**Short problem**
Here are some records; return them all exactly.

**Provided data**
════════════════

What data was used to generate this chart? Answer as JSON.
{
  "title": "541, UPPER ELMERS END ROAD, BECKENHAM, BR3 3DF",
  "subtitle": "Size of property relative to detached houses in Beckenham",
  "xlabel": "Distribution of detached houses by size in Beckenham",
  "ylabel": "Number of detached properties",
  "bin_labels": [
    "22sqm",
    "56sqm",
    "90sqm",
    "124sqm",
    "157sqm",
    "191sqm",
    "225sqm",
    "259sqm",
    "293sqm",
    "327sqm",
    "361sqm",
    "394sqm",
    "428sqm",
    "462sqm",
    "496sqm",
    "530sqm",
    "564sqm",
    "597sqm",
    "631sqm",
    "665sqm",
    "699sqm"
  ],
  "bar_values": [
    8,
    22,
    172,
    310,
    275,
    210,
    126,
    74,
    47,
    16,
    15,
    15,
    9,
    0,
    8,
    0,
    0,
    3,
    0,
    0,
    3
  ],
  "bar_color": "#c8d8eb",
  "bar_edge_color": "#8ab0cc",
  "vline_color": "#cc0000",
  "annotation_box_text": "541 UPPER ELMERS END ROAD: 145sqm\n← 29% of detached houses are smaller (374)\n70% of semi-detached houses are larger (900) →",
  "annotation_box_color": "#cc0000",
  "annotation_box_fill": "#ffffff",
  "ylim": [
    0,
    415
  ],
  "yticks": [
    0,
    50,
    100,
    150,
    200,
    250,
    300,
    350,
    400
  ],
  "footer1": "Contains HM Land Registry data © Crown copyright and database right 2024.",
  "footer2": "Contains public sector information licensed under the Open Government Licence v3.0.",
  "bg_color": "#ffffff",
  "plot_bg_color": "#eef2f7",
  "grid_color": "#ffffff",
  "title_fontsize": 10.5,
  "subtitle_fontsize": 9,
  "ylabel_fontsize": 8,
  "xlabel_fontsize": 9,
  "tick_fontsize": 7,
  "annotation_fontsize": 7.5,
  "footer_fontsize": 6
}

════════════════

**Result of the task**
What data was used to generate this chart? Answer as JSON.
{
  "title": "541, UPPER ELMERS END ROAD, BECKENHAM, BR3 3DF",
  "subtitle": "Size of property relative to detached houses in Beckenham",
  "xlabel": "Distribution of detached houses by size in Beckenham",
  "ylabel": "Number of detached properties",
  "bin_labels": [
    "22sqm",
    "56sqm",
    "90sqm",
    "124sqm",
    "157sqm",
    "191sqm",
    "225sqm",
    "259sqm",
    "293sqm",
    "327sqm",
    "361sqm",
    "394sqm",
    "428sqm",
    "462sqm",
    "496sqm",
    "530sqm",
    "564sqm",
    "597sqm",
    "631sqm",
    "665sqm",
    "699sqm"
  ],
  "bar_values": [
    8,
    22,
    172,
    310,
    275,
    210,
    126,
    74,
    47,
    16,
    15,
    15,
    9,
    0,
    8,
    0,
    0,
    3,
    0,
    0,
    3
  ],
  "bar_color": "#c8d8eb",
  "bar_edge_color": "#8ab0cc",
  "vline_color": "#cc0000",
  "annotation_box_text": "541 UPPER ELMERS END ROAD: 145sqm\n← 29% of detached houses are smaller (374)\n70% of semi-detached houses are larger (900) →",
  "annotation_box_color": "#cc0000",
  "annotation_box_fill": "#ffffff",
  "ylim": [
    0,
    415
  ],
  "yticks": [
    0,
    50,
    100,
    150,
    200,
    250,
    300,
    350,
    400
  ],
  "footer1": "Contains HM Land Registry data © Crown copyright and database right 2024.",
  "footer2": "Contains public sector information licensed under the Open Government Licence v3.0.",
  "bg_color": "#ffffff",
  "plot_bg_color": "#eef2f7",
  "grid_color": "#ffffff",
  "title_fontsize": 10.5,
  "subtitle_fontsize": 9,
  "ylabel_fontsize": 8,
  "xlabel_fontsize": 9,
  "tick_fontsize": 7,
  "annotation_fontsize": 7.5,
  "footer_fontsize": 6
}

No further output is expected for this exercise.